Written request:
Format every line of all the entries below as a Markdown table with the columns "Row" and "Line", numbering the rows in order and leaving out blank lines.

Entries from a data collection
* * * * * * *
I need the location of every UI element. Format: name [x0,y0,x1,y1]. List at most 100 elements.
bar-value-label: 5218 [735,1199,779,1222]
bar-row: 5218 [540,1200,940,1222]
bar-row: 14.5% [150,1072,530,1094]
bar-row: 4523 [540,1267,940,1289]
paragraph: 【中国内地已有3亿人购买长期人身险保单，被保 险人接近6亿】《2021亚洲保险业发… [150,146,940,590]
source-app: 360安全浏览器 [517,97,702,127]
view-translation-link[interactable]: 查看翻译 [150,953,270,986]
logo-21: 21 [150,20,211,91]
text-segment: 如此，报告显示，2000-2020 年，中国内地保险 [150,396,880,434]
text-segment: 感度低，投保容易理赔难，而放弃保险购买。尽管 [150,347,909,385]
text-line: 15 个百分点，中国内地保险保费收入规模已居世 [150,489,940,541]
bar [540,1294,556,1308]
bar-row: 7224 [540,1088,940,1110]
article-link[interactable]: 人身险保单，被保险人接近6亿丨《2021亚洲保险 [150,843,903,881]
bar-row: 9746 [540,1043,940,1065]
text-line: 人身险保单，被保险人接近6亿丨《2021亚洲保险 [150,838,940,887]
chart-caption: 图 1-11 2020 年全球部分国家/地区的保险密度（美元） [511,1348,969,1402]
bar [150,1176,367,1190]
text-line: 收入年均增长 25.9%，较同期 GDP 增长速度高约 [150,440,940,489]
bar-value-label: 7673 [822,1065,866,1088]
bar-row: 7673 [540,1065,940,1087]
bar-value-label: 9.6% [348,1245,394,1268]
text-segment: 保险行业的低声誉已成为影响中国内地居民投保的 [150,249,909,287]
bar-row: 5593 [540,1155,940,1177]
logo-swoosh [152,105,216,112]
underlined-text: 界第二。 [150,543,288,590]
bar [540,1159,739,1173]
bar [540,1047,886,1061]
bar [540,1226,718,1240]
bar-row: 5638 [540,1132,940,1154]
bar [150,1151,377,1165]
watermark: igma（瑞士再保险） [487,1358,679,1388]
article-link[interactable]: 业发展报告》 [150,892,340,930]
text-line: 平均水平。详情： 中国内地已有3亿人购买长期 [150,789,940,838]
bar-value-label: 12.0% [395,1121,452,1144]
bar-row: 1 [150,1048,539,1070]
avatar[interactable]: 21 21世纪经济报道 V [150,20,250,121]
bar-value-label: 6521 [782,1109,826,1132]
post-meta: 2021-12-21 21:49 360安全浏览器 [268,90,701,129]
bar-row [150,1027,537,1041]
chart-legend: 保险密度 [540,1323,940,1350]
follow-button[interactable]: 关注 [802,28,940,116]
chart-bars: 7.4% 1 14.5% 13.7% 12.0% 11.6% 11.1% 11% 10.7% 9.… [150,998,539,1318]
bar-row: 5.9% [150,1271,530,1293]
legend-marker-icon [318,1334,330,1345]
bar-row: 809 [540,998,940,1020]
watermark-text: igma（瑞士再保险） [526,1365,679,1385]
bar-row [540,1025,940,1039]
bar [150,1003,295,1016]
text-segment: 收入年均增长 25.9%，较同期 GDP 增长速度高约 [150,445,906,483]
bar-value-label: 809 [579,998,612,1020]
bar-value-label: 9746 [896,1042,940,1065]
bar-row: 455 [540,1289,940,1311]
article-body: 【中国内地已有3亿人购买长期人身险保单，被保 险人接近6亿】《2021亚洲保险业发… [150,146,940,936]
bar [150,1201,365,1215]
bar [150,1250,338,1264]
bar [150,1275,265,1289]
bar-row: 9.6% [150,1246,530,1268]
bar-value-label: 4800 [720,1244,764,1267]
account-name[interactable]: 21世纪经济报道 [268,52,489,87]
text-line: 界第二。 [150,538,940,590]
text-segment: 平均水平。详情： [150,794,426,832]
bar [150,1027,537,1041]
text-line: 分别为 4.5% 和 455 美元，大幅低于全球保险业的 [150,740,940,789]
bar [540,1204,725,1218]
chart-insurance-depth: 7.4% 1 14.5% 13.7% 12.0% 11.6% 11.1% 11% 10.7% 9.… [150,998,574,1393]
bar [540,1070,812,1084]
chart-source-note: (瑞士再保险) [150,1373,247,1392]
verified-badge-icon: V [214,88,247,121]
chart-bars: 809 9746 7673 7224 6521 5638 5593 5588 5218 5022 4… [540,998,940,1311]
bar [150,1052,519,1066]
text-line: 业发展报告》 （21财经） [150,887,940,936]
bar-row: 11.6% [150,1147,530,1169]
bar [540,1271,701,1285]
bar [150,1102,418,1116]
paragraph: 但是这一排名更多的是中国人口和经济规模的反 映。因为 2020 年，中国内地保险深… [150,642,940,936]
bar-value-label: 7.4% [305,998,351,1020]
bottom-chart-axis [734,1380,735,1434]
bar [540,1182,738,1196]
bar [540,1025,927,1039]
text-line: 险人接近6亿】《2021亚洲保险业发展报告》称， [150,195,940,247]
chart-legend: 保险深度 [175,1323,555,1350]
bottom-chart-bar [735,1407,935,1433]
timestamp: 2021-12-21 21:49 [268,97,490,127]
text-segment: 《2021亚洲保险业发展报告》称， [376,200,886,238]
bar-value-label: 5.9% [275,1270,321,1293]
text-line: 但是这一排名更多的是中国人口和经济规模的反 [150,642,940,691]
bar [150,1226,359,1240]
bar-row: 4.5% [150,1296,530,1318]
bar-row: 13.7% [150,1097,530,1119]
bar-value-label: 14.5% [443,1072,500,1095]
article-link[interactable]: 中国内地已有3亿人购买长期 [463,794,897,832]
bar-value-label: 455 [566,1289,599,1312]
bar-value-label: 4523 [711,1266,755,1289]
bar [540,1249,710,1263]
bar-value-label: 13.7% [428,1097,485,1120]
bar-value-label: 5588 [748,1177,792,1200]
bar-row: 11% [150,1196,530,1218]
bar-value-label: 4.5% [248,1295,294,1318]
* * * * * * *
Exercise answer:
| Row | Line |
|---|---|
| 1 | I need the location of every UI element. Format: name [x0,y0,x1,y1]. List at most 100 elements. |
| 2 | bar-value-label: 5218 [735,1199,779,1222] |
| 3 | bar-row: 5218 [540,1200,940,1222] |
| 4 | bar-row: 14.5% [150,1072,530,1094] |
| 5 | bar-row: 4523 [540,1267,940,1289] |
| 6 | paragraph: 【中国内地已有3亿人购买长期人身险保单，被保 险人接近6亿】《2021亚洲保险业发… [150,146,940,590] |
| 7 | source-app: 360安全浏览器 [517,97,702,127] |
| 8 | view-translation-link[interactable]: 查看翻译 [150,953,270,986] |
| 9 | logo-21: 21 [150,20,211,91] |
| 10 | text-segment: 如此，报告显示，2000-2020 年，中国内地保险 [150,396,880,434] |
| 11 | text-segment: 感度低，投保容易理赔难，而放弃保险购买。尽管 [150,347,909,385] |
| 12 | text-line: 15 个百分点，中国内地保险保费收入规模已居世 [150,489,940,541] |
| 13 | bar [540,1294,556,1308] |
| 14 | bar-row: 7224 [540,1088,940,1110] |
| 15 | article-link[interactable]: 人身险保单，被保险人接近6亿丨《2021亚洲保险 [150,843,903,881] |
| 16 | bar-row: 9746 [540,1043,940,1065] |
| 17 | text-line: 人身险保单，被保险人接近6亿丨《2021亚洲保险 [150,838,940,887] |
| 18 | chart-caption: 图 1-11 2020 年全球部分国家/地区的保险密度（美元） [511,1348,969,1402] |
| 19 | bar [150,1176,367,1190] |
| 20 | text-line: 收入年均增长 25.9%，较同期 GDP 增长速度高约 [150,440,940,489] |
| 21 | bar-value-label: 7673 [822,1065,866,1088] |
| 22 | bar-row: 7673 [540,1065,940,1087] |
| 23 | bar-value-label: 9.6% [348,1245,394,1268] |
| 24 | text-segment: 保险行业的低声誉已成为影响中国内地居民投保的 [150,249,909,287] |
| 25 | bar-row: 5593 [540,1155,940,1177] |
| 26 | logo-swoosh [152,105,216,112] |
| 27 | underlined-text: 界第二。 [150,543,288,590] |
| 28 | bar [540,1159,739,1173] |
| 29 | bar [540,1047,886,1061] |
| 30 | bar [540,1226,718,1240] |
| 31 | bar-row: 5638 [540,1132,940,1154] |
| 32 | bar [150,1151,377,1165] |
| 33 | watermark: igma（瑞士再保险） [487,1358,679,1388] |
| 34 | article-link[interactable]: 业发展报告》 [150,892,340,930] |
| 35 | text-line: 平均水平。详情： 中国内地已有3亿人购买长期 [150,789,940,838] |
| 36 | bar-value-label: 12.0% [395,1121,452,1144] |
| 37 | bar-row: 1 [150,1048,539,1070] |
| 38 | avatar[interactable]: 21 21世纪经济报道 V [150,20,250,121] |
| 39 | bar-value-label: 6521 [782,1109,826,1132] |
| 40 | post-meta: 2021-12-21 21:49 360安全浏览器 [268,90,701,129] |
| 41 | bar-row [150,1027,537,1041] |
| 42 | chart-legend: 保险密度 [540,1323,940,1350] |
| 43 | follow-button[interactable]: 关注 [802,28,940,116] |
| 44 | chart-bars: 7.4% 1 14.5% 13.7% 12.0% 11.6% 11.1% 11% 10.7% 9.… [150,998,539,1318] |
| 45 | bar-row: 5.9% [150,1271,530,1293] |
| 46 | legend-marker-icon [318,1334,330,1345] |
| 47 | bar-row: 809 [540,998,940,1020] |
| 48 | watermark-text: igma（瑞士再保险） [526,1365,679,1385] |
| 49 | bar-row [540,1025,940,1039] |
| 50 | bar [150,1003,295,1016] |
| 51 | text-segment: 收入年均增长 25.9%，较同期 GDP 增长速度高约 [150,445,906,483] |
| 52 | bar-value-label: 809 [579,998,612,1020] |
| 53 | bar-value-label: 9746 [896,1042,940,1065] |
| 54 | bar-row: 455 [540,1289,940,1311] |
| 55 | article-body: 【中国内地已有3亿人购买长期人身险保单，被保 险人接近6亿】《2021亚洲保险业发… [150,146,940,936] |
| 56 | bar [150,1201,365,1215] |
| 57 | bar [150,1250,338,1264] |
| 58 | bar [150,1275,265,1289] |
| 59 | bar-row: 9.6% [150,1246,530,1268] |
| 60 | bar-value-label: 4800 [720,1244,764,1267] |
| 61 | account-name[interactable]: 21世纪经济报道 [268,52,489,87] |
| 62 | text-line: 界第二。 [150,538,940,590] |
| 63 | text-segment: 平均水平。详情： [150,794,426,832] |
| 64 | bar [150,1027,537,1041] |
| 65 | text-line: 分别为 4.5% 和 455 美元，大幅低于全球保险业的 [150,740,940,789] |
| 66 | bar [540,1204,725,1218] |
| 67 | chart-insurance-depth: 7.4% 1 14.5% 13.7% 12.0% 11.6% 11.1% 11% 10.7% 9.… [150,998,574,1393] |
| 68 | bar [540,1070,812,1084] |
| 69 | chart-source-note: (瑞士再保险) [150,1373,247,1392] |
| 70 | verified-badge-icon: V [214,88,247,121] |
| 71 | chart-bars: 809 9746 7673 7224 6521 5638 5593 5588 5218 5022 4… [540,998,940,1311] |
| 72 | bar [150,1052,519,1066] |
| 73 | text-line: 业发展报告》 （21财经） [150,887,940,936] |
| 74 | bar-row: 11.6% [150,1147,530,1169] |
| 75 | bar [540,1271,701,1285] |
| 76 | bar [150,1102,418,1116] |
| 77 | paragraph: 但是这一排名更多的是中国人口和经济规模的反 映。因为 2020 年，中国内地保险深… [150,642,940,936] |
| 78 | bar-value-label: 7.4% [305,998,351,1020] |
| 79 | bottom-chart-axis [734,1380,735,1434] |
| 80 | bar [540,1182,738,1196] |
| 81 | bar [540,1025,927,1039] |
| 82 | text-line: 险人接近6亿】《2021亚洲保险业发展报告》称， [150,195,940,247] |
| 83 | chart-legend: 保险深度 [175,1323,555,1350] |
| 84 | bottom-chart-bar [735,1407,935,1433] |
| 85 | timestamp: 2021-12-21 21:49 [268,97,490,127] |
| 86 | text-segment: 《2021亚洲保险业发展报告》称， [376,200,886,238] |
| 87 | bar-value-label: 5.9% [275,1270,321,1293] |
| 88 | text-line: 但是这一排名更多的是中国人口和经济规模的反 [150,642,940,691] |
| 89 | bar [150,1226,359,1240] |
| 90 | bar-row: 4.5% [150,1296,530,1318] |
| 91 | bar-row: 13.7% [150,1097,530,1119] |
| 92 | bar-value-label: 14.5% [443,1072,500,1095] |
| 93 | article-link[interactable]: 中国内地已有3亿人购买长期 [463,794,897,832] |
| 94 | bar-value-label: 455 [566,1289,599,1312] |
| 95 | bar-value-label: 4523 [711,1266,755,1289] |
| 96 | bar [540,1249,710,1263] |
| 97 | bar-value-label: 13.7% [428,1097,485,1120] |
| 98 | bar-value-label: 5588 [748,1177,792,1200] |
| 99 | bar-row: 11% [150,1196,530,1218] |
| 100 | bar-value-label: 4.5% [248,1295,294,1318] |